[Dataset entries on figures]
---*---

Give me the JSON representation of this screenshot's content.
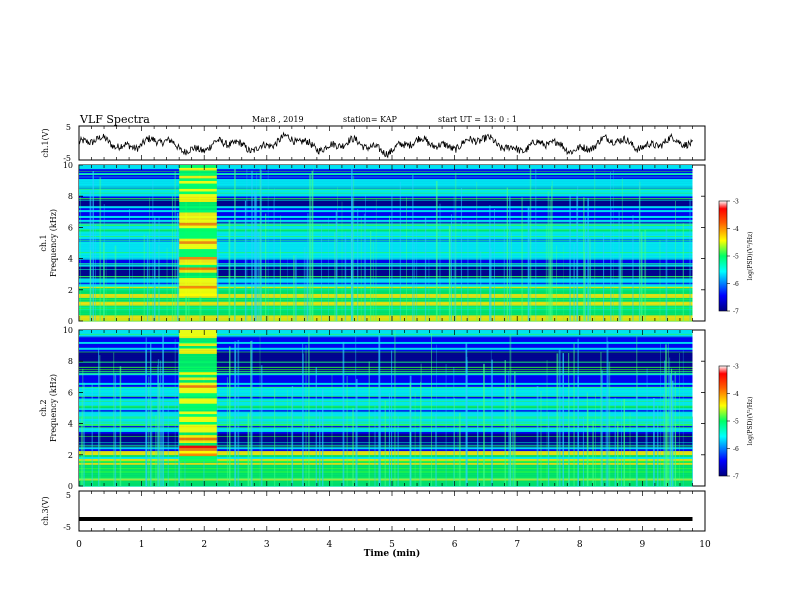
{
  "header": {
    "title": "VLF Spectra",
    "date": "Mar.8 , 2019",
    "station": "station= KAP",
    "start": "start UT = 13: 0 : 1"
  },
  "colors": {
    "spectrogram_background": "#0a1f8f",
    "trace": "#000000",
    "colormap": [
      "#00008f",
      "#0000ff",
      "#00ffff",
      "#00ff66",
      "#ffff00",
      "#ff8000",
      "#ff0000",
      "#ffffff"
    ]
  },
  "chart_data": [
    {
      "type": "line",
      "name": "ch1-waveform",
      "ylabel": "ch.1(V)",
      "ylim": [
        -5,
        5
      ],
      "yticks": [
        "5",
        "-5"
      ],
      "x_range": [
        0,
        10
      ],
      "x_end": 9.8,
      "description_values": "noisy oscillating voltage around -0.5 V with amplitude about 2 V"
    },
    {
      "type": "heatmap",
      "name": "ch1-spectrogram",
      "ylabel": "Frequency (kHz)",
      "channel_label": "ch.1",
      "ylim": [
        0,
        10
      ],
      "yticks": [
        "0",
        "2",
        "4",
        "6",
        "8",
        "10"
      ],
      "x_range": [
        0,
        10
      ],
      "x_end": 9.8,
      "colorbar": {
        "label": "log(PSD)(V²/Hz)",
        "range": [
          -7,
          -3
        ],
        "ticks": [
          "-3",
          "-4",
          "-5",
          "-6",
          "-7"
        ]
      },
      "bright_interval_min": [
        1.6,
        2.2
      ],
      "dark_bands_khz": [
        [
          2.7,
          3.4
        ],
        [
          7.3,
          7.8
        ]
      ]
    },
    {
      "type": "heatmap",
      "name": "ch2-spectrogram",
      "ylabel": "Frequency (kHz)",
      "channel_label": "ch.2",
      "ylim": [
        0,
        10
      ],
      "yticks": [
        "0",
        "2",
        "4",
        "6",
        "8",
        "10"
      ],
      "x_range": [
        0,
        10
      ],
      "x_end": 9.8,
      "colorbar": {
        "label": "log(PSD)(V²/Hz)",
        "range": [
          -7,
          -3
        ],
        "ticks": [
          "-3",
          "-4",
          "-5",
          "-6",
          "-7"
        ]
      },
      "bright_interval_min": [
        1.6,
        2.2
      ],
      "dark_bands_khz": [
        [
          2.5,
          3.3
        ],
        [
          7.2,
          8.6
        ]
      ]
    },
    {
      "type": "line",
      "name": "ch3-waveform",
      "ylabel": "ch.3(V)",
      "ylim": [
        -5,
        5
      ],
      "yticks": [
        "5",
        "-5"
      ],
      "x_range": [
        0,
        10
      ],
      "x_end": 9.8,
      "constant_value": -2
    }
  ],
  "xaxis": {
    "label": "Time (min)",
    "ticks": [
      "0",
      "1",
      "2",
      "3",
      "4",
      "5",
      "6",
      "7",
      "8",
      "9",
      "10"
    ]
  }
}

---*---

EXERCISE GOAL —
Skipping the pictures, transcribe each line above exactly as it appears.

RESPONSE BELOW —
Give me the JSON representation of this screenshot's content.
{
  "header": {
    "title": "VLF Spectra",
    "date": "Mar.8 , 2019",
    "station": "station= KAP",
    "start": "start UT = 13: 0 : 1"
  },
  "colors": {
    "spectrogram_background": "#0a1f8f",
    "trace": "#000000",
    "colormap": [
      "#00008f",
      "#0000ff",
      "#00ffff",
      "#00ff66",
      "#ffff00",
      "#ff8000",
      "#ff0000",
      "#ffffff"
    ]
  },
  "chart_data": [
    {
      "type": "line",
      "name": "ch1-waveform",
      "ylabel": "ch.1(V)",
      "ylim": [
        -5,
        5
      ],
      "yticks": [
        "5",
        "-5"
      ],
      "x_range": [
        0,
        10
      ],
      "x_end": 9.8,
      "description_values": "noisy oscillating voltage around -0.5 V with amplitude about 2 V"
    },
    {
      "type": "heatmap",
      "name": "ch1-spectrogram",
      "ylabel": "Frequency (kHz)",
      "channel_label": "ch.1",
      "ylim": [
        0,
        10
      ],
      "yticks": [
        "0",
        "2",
        "4",
        "6",
        "8",
        "10"
      ],
      "x_range": [
        0,
        10
      ],
      "x_end": 9.8,
      "colorbar": {
        "label": "log(PSD)(V²/Hz)",
        "range": [
          -7,
          -3
        ],
        "ticks": [
          "-3",
          "-4",
          "-5",
          "-6",
          "-7"
        ]
      },
      "bright_interval_min": [
        1.6,
        2.2
      ],
      "dark_bands_khz": [
        [
          2.7,
          3.4
        ],
        [
          7.3,
          7.8
        ]
      ]
    },
    {
      "type": "heatmap",
      "name": "ch2-spectrogram",
      "ylabel": "Frequency (kHz)",
      "channel_label": "ch.2",
      "ylim": [
        0,
        10
      ],
      "yticks": [
        "0",
        "2",
        "4",
        "6",
        "8",
        "10"
      ],
      "x_range": [
        0,
        10
      ],
      "x_end": 9.8,
      "colorbar": {
        "label": "log(PSD)(V²/Hz)",
        "range": [
          -7,
          -3
        ],
        "ticks": [
          "-3",
          "-4",
          "-5",
          "-6",
          "-7"
        ]
      },
      "bright_interval_min": [
        1.6,
        2.2
      ],
      "dark_bands_khz": [
        [
          2.5,
          3.3
        ],
        [
          7.2,
          8.6
        ]
      ]
    },
    {
      "type": "line",
      "name": "ch3-waveform",
      "ylabel": "ch.3(V)",
      "ylim": [
        -5,
        5
      ],
      "yticks": [
        "5",
        "-5"
      ],
      "x_range": [
        0,
        10
      ],
      "x_end": 9.8,
      "constant_value": -2
    }
  ],
  "xaxis": {
    "label": "Time (min)",
    "ticks": [
      "0",
      "1",
      "2",
      "3",
      "4",
      "5",
      "6",
      "7",
      "8",
      "9",
      "10"
    ]
  }
}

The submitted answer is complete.